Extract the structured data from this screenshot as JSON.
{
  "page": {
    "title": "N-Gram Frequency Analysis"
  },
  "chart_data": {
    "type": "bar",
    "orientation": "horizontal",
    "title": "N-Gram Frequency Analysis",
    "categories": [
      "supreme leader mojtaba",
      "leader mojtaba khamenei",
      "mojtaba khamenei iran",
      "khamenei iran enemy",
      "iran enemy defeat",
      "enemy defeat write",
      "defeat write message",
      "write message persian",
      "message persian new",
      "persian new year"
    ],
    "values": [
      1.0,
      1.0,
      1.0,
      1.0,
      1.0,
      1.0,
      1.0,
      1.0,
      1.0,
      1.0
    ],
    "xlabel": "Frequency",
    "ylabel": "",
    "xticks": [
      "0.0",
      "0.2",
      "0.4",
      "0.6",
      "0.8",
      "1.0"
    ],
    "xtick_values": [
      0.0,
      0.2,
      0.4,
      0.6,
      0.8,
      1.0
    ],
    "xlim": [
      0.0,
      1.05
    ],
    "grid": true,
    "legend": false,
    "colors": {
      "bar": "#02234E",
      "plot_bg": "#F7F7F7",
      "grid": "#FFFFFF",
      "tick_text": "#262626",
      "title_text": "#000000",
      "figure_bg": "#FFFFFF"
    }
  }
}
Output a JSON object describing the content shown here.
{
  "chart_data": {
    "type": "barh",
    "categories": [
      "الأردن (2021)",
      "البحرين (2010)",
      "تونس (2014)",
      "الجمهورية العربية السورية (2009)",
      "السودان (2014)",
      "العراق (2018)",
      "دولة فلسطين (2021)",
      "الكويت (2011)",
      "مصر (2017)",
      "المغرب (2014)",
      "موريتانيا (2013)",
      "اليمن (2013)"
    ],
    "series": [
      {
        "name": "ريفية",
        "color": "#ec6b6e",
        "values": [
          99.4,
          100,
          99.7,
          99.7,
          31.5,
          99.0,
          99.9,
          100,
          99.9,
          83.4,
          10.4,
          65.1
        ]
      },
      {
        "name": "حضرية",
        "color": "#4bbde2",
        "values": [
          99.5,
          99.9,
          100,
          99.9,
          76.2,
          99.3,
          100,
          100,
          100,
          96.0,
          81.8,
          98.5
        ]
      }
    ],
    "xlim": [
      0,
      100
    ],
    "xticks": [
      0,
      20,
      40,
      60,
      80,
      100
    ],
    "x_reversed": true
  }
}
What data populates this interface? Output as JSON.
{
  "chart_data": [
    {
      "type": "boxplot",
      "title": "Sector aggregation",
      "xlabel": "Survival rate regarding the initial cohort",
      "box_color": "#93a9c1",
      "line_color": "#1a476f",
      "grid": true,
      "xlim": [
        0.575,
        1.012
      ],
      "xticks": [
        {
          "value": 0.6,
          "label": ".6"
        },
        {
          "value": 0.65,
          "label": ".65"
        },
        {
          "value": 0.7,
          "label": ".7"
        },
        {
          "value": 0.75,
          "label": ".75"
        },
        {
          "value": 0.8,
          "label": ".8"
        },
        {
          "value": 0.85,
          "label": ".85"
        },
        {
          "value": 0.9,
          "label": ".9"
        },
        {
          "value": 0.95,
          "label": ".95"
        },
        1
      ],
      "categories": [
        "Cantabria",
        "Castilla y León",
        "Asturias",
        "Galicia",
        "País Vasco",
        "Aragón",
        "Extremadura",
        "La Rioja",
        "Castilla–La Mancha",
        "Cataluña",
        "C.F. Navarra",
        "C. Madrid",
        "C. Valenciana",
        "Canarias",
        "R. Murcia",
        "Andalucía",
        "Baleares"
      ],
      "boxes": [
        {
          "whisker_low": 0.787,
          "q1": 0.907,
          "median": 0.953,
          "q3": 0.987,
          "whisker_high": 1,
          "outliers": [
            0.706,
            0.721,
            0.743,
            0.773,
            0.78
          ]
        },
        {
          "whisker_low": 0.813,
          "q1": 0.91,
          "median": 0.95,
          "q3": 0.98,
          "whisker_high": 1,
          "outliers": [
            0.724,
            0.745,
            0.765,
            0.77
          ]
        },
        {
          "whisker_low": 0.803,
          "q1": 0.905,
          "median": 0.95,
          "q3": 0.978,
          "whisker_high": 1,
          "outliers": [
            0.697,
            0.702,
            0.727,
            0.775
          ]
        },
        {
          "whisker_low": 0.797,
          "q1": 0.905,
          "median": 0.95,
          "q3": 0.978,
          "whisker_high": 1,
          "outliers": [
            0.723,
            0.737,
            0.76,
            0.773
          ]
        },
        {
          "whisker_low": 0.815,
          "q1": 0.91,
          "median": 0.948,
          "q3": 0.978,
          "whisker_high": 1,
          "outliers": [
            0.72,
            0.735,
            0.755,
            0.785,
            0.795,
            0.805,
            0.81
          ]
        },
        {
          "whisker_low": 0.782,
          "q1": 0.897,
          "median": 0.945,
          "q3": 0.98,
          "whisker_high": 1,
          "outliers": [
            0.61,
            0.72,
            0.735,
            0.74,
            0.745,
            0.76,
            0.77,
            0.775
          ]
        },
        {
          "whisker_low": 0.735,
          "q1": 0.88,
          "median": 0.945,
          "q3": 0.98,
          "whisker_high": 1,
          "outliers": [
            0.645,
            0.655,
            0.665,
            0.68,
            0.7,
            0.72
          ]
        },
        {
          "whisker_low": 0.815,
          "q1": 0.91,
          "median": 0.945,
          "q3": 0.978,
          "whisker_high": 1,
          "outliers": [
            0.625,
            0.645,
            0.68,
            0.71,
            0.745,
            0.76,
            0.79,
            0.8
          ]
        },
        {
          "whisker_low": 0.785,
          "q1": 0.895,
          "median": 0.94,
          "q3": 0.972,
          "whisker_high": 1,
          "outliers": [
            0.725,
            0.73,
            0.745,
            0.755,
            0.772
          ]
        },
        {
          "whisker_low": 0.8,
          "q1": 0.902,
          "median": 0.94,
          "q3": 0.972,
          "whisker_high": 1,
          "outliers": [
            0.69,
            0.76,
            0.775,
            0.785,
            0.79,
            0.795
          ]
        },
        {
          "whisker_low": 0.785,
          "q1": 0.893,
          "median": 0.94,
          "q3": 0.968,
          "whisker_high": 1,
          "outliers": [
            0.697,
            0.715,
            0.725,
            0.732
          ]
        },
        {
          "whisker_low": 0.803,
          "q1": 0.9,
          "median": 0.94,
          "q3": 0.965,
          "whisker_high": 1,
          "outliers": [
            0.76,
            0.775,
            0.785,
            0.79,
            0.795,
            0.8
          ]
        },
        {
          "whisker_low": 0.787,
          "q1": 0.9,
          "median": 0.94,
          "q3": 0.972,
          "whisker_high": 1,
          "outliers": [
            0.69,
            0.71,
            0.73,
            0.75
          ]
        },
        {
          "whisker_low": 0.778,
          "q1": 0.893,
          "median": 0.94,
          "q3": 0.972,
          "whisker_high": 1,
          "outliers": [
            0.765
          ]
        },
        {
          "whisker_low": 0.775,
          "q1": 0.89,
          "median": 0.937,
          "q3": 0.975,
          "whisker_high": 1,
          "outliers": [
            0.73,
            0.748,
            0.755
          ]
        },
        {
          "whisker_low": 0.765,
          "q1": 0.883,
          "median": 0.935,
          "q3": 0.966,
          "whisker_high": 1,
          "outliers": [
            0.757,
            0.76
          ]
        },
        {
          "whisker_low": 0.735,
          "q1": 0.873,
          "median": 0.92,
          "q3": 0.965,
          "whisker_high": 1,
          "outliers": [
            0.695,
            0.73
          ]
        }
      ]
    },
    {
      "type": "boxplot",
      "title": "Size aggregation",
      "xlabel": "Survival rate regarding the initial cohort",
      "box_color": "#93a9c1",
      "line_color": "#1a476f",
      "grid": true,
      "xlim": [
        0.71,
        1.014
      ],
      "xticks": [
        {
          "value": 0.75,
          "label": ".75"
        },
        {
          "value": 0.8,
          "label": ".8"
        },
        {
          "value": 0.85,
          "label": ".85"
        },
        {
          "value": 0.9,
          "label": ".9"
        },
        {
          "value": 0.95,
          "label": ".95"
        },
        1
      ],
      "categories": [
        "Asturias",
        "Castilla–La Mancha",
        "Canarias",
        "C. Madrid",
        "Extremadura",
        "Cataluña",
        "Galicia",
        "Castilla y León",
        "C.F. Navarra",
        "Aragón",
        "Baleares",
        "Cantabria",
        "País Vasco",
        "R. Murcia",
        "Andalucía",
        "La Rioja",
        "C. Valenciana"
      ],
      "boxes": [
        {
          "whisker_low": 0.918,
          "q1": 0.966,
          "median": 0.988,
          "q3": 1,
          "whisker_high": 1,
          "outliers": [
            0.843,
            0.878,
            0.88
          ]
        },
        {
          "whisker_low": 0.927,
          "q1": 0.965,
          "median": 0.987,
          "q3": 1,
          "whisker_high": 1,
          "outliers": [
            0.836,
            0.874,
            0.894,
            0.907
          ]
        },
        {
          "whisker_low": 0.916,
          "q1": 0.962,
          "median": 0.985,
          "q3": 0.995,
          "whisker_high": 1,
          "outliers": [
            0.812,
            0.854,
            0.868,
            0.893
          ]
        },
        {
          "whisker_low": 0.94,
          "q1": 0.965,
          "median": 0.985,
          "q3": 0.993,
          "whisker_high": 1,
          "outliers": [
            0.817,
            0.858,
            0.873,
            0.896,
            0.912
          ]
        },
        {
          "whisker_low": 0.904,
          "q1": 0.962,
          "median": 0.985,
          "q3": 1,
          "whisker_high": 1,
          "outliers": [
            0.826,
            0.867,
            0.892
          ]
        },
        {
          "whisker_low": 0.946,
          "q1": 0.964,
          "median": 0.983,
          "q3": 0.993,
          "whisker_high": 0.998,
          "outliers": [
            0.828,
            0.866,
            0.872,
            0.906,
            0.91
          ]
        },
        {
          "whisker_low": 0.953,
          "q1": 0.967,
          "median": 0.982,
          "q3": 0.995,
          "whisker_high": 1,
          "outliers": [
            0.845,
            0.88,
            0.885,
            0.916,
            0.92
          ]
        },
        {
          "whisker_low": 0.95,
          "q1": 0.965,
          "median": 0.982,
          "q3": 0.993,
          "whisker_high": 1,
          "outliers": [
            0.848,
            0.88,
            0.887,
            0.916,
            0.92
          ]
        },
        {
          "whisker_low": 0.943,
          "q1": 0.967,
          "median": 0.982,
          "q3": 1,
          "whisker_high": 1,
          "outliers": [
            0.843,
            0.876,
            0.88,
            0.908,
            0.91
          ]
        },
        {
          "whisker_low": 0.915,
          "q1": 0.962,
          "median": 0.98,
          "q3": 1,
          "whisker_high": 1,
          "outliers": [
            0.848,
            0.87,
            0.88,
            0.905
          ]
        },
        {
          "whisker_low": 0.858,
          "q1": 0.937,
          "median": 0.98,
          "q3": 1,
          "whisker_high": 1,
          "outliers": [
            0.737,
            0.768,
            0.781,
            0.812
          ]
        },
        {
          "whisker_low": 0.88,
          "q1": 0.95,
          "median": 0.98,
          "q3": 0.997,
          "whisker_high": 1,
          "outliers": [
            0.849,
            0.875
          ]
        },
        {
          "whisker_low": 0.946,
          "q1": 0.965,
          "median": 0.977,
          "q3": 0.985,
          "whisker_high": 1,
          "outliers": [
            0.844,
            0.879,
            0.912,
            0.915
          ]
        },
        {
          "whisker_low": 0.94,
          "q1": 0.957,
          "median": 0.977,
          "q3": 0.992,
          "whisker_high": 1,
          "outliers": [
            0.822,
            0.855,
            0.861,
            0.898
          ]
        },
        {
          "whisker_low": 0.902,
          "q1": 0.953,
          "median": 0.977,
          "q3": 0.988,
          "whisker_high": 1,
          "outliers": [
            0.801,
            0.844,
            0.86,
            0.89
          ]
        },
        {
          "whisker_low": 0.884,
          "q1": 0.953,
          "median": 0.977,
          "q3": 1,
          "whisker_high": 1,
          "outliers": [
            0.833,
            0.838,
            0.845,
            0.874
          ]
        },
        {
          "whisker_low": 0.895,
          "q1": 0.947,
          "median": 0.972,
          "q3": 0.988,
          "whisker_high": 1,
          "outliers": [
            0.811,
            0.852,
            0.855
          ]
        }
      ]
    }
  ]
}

* * * * * * * * *

■ **Exercise instructions**: Check each line above for the word "message" and copy the ones that have it.

■ **Answer in full**:
      "defeat write message",
      "write message persian",
      "message persian new",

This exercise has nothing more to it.